Stored items from a collection:

[START]

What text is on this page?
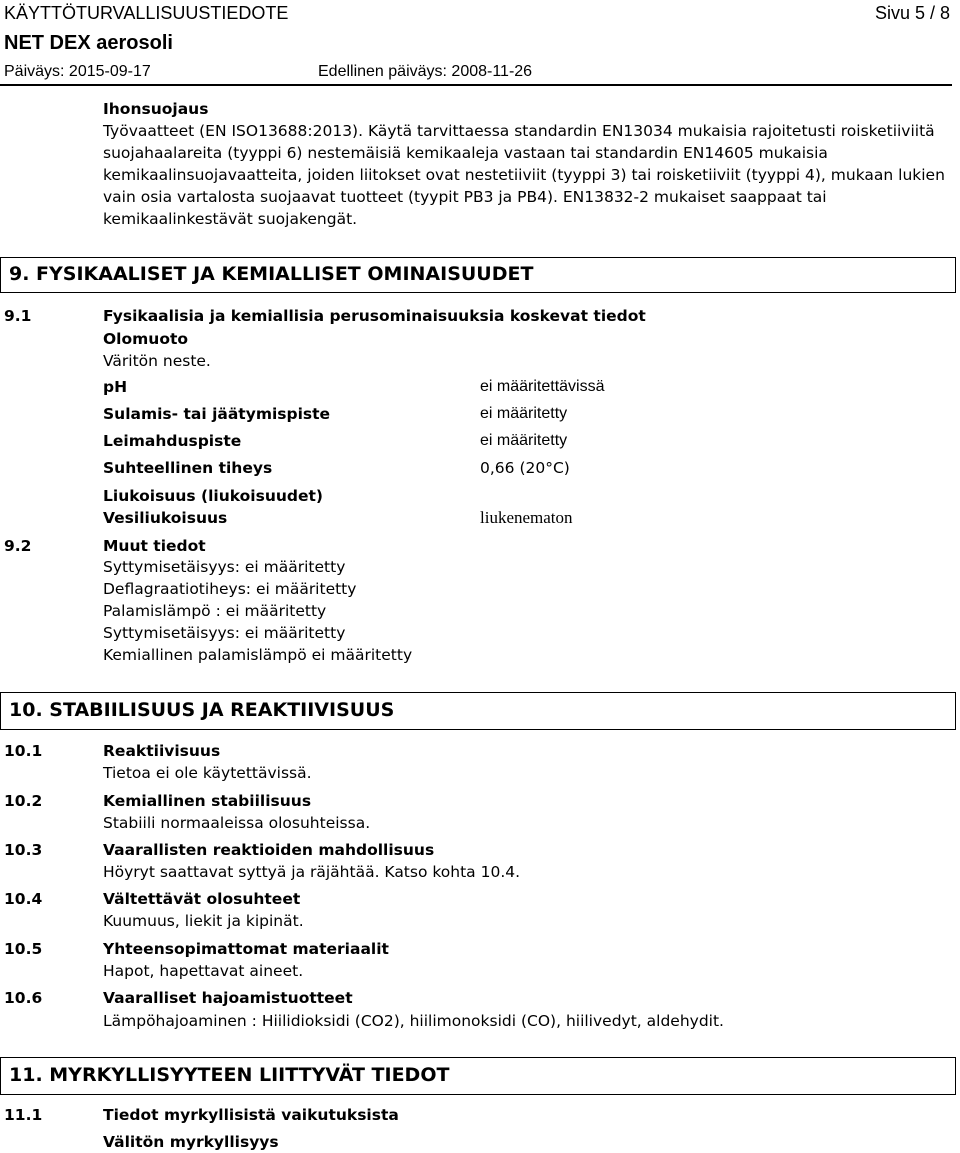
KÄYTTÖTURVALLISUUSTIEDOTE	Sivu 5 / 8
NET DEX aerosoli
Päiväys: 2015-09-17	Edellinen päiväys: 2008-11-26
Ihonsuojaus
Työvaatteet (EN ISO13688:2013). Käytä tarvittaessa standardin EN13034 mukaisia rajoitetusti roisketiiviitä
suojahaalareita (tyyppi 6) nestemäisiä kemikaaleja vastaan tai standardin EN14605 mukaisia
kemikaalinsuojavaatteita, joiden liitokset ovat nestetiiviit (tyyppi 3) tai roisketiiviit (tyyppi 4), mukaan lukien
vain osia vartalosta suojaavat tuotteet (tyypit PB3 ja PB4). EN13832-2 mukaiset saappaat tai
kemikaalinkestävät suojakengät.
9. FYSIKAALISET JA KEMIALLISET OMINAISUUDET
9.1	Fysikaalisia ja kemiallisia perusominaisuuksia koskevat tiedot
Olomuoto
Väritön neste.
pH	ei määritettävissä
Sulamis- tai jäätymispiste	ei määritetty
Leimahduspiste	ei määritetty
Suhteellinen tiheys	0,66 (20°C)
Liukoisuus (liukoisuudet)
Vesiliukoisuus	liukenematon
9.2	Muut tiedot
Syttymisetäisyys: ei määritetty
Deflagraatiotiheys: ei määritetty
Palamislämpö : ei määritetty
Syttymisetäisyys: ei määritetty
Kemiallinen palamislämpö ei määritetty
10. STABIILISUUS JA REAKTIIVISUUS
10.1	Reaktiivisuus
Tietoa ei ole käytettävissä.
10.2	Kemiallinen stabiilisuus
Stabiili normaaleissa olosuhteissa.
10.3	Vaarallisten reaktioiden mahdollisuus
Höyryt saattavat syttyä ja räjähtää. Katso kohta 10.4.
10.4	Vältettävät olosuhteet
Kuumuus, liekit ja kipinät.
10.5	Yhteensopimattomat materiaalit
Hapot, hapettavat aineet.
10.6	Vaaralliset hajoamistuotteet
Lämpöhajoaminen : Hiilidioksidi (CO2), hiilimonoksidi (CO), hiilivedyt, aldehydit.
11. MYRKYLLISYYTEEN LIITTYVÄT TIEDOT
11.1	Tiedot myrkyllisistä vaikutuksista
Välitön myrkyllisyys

[END]

PROBLEM DETAILS: Scan the lines above for "määritetty", then copy every one that has it.

REPLY:
Sulamis- tai jäätymispiste	ei määritetty
Leimahduspiste	ei määritetty
Syttymisetäisyys: ei määritetty
Deflagraatiotiheys: ei määritetty
Palamislämpö : ei määritetty
Syttymisetäisyys: ei määritetty
Kemiallinen palamislämpö ei määritetty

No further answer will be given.